**Selected passage**
Book of the Quarter: The Peacemaking Pastor: a Biblical Guide to Resolving Church Conflict

The Peacemaking Pastor: a Biblical Guide to Resolving Church Conflict, by Alfred Poirier, © 2006 by Alfred Poirier, published by Baker Books, Grand Rapids, MI, ISBN 978–1–4412–0142–3

This book has a good analysis of conflict with practical suggestions on dealing with it. 

  • Is it a hindrance or opportunity?
  • Since it is a reality of human relationships, how can I learn to deal with it?

Some “mustard seeds” I highlighted. Ideas to ponder for elders, preachers, and others who are involved in conflict — or should be.

Unresolved conflicts between Christians have less to do with people being skillful than with them being sinful (page 12, Kindle Edition).

conflict results when my desires, expectations, fears, or wants collide with your desires, expectations, fears, or wants (pages 29–30, Kindle Edition). 

Conflict is not necessarily a consequence of sin, though it is assuredly a frequent occasion for it (page 30, Kindle Edition).

Confession, then, is the first step in exposing things as they really are, shining light into the chaotic darkness of conflict (page 36, Kindle Edition).

Do you see peacemaking as a fundamental character of the pastoral calling? Or do you view the conflicts in your marriage, family, and church as amoral intrusions keeping you from the important moral matters of preaching the gospel? Do you find yourself grumbling about conflicts in the church as annoying detours keeping you from your “real calling”? Or do you ever consider it pure joy when you encounter all manner of conflicts, trials, and tribulations? (page 72, Kindle Edition).

Regret is a result of fearing man, whereas repentance is the fruit of fearing God (page 115, Kindle Edition).

Whereas regret either makes us despise others in their sin or entices us to join them, repentance compels us to restore others. Repentance causes a person to share, “I too am a sinner like you. Let me show you the good way that leads to God and life.” Likewise, regret moves a person away from the people of God, but repentance restores one to true fellowship with God’s people (page 115–117, Kindle Edition).

Whatever benefit forgiveness may have to me personally, it is not about me—it is about us. It is about people created by God to live in relationship with him and one another. As such, we are in the depths of our identity lovers of people and restorers of broken relationships. We are indeed our brother’s keeper! (page 149, Kindle Edition).

Scripture sees forgiveness in two stages. One stage is what takes place in our hearts, and the other stage is manifest in our actions. We can call the first “dispositional forgiveness” and the second “transactional forgiveness” (page 155, Kindle Edition).

Daniel’s example makes it evident that even though positions give parties little bargaining room, interests allow them the freedom and creativity to negotiate. Whereas positions put parties at loggerheads, interests often dovetail (pages 172, 173, Kindle Edition).

**Spatial annotation records**
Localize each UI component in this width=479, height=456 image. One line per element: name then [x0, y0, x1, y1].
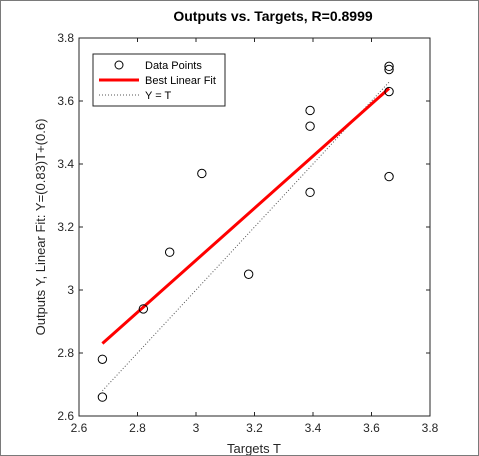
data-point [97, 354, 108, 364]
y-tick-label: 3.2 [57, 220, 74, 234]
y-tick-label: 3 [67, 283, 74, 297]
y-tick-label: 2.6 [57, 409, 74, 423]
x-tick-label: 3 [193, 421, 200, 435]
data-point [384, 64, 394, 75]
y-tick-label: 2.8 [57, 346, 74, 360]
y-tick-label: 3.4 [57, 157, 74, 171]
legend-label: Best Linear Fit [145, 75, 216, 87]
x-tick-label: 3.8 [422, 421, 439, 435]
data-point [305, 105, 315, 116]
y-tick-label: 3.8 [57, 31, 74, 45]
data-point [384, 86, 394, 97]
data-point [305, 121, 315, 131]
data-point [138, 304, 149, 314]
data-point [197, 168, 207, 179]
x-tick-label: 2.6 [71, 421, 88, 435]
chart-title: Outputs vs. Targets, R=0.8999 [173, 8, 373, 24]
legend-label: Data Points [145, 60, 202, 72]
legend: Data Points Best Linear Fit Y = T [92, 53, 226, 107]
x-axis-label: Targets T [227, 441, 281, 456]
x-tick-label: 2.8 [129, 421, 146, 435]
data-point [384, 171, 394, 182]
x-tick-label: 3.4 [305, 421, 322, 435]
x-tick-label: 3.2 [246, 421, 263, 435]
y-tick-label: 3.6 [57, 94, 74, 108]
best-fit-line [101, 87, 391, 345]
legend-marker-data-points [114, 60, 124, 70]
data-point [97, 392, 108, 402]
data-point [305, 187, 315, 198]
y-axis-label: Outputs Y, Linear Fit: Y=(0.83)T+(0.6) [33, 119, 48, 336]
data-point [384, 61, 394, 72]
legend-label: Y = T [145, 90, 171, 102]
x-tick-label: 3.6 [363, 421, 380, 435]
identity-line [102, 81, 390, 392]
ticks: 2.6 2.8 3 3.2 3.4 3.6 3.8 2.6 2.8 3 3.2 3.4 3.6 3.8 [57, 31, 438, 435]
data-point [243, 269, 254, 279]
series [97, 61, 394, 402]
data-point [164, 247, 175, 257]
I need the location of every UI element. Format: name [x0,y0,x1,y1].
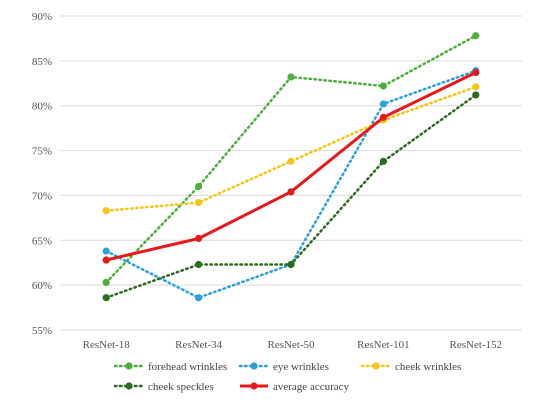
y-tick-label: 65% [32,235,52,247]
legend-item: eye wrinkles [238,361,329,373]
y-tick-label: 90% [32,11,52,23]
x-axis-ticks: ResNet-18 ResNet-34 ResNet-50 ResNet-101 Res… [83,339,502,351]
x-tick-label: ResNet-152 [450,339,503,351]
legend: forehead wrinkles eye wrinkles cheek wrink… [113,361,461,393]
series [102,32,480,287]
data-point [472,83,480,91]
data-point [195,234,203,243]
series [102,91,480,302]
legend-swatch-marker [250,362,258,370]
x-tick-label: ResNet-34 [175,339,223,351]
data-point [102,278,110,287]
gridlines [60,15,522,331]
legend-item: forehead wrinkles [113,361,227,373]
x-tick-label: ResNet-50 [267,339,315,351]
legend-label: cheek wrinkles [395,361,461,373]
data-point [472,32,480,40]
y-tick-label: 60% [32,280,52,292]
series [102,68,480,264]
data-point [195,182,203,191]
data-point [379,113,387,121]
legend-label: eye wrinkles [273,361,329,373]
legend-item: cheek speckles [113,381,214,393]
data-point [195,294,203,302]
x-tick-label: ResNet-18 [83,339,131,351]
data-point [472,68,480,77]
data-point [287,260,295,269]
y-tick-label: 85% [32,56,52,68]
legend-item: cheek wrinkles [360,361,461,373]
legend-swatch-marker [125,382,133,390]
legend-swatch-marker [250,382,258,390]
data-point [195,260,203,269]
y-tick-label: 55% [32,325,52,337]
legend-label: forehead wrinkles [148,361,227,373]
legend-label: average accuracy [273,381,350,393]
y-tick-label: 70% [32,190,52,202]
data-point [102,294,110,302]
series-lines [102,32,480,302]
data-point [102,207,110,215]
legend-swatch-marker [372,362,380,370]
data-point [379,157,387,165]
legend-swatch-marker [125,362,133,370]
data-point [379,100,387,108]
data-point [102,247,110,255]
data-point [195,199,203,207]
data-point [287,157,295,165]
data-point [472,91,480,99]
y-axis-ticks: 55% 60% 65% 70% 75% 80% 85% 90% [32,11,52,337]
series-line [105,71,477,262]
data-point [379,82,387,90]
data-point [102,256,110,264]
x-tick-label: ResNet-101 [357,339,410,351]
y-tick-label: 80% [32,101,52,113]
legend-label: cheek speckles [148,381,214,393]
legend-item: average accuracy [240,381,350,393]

**Task set**
1. According to the book review, what four things collide when conflict results (pages 29–30)? List them.
2. Summarize the book review in two sentences.
3. Retype the part of the book review that opens with the words containing "Book of the" and closes with "12, Kindle Edition).".

**Answers to the tasks**
1. desires, expectations, fears, wants

2. The review describes The Peacemaking Pastor, by Alfred Poirier, as a book with a good analysis of conflict and practical suggestions for dealing with it. It shares highlighted passages for elders, preachers, and others involved in conflict, touching on sin, confession, how regret differs from repentance, the two stages of forgiveness, and negotiating through interests rather than positions.

3.
Book of the Quarter: The Peacemaking Pastor: a Biblical Guide to Resolving Church Conflict

The Peacemaking Pastor: a Biblical Guide to Resolving Church Conflict, by Alfred Poirier, © 2006 by Alfred Poirier, published by Baker Books, Grand Rapids, MI, ISBN 978–1–4412–0142–3

This book has a good analysis of conflict with practical suggestions on dealing with it. 

  • Is it a hindrance or opportunity?
  • Since it is a reality of human relationships, how can I learn to deal with it?

Some “mustard seeds” I highlighted. Ideas to ponder for elders, preachers, and others who are involved in conflict — or should be.

Unresolved conflicts between Christians have less to do with people being skillful than with them being sinful (page 12, Kindle Edition).